### GIVEN TASK
Copy out every record below, word for word.

◆ ◆ ◆

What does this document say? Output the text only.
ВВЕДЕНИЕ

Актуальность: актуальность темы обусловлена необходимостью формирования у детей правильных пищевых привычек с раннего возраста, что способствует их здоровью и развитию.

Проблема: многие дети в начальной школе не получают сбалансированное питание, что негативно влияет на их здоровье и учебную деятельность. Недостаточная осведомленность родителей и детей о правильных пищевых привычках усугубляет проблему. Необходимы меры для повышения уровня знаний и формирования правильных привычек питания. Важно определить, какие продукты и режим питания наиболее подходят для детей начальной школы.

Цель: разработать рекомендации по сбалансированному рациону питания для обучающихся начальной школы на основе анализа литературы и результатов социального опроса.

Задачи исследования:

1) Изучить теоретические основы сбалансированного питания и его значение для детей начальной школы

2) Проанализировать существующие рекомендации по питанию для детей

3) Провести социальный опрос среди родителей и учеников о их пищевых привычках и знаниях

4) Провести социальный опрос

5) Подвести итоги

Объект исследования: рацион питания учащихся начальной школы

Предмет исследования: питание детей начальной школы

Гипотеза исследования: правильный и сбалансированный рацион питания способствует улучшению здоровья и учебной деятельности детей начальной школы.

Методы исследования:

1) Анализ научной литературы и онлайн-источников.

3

◆ ◆ ◆

### SOLUTION
What does this document say? Output the text only.
ВВЕДЕНИЕ

Актуальность: актуальность темы обусловлена необходимостью формирования у детей правильных пищевых привычек с раннего возраста, что способствует их здоровью и развитию.

Проблема: многие дети в начальной школе не получают сбалансированное питание, что негативно влияет на их здоровье и учебную деятельность. Недостаточная осведомленность родителей и детей о правильных пищевых привычках усугубляет проблему. Необходимы меры для повышения уровня знаний и формирования правильных привычек питания. Важно определить, какие продукты и режим питания наиболее подходят для детей начальной школы.

Цель: разработать рекомендации по сбалансированному рациону питания для обучающихся начальной школы на основе анализа литературы и результатов социального опроса.

Задачи исследования:

1) Изучить теоретические основы сбалансированного питания и его значение для детей начальной школы

2) Проанализировать существующие рекомендации по питанию для детей

3) Провести социальный опрос среди родителей и учеников о их пищевых привычках и знаниях

4) Провести социальный опрос

5) Подвести итоги

Объект исследования: рацион питания учащихся начальной школы

Предмет исследования: питание детей начальной школы

Гипотеза исследования: правильный и сбалансированный рацион питания способствует улучшению здоровья и учебной деятельности детей начальной школы.

Методы исследования:

1) Анализ научной литературы и онлайн-источников.

3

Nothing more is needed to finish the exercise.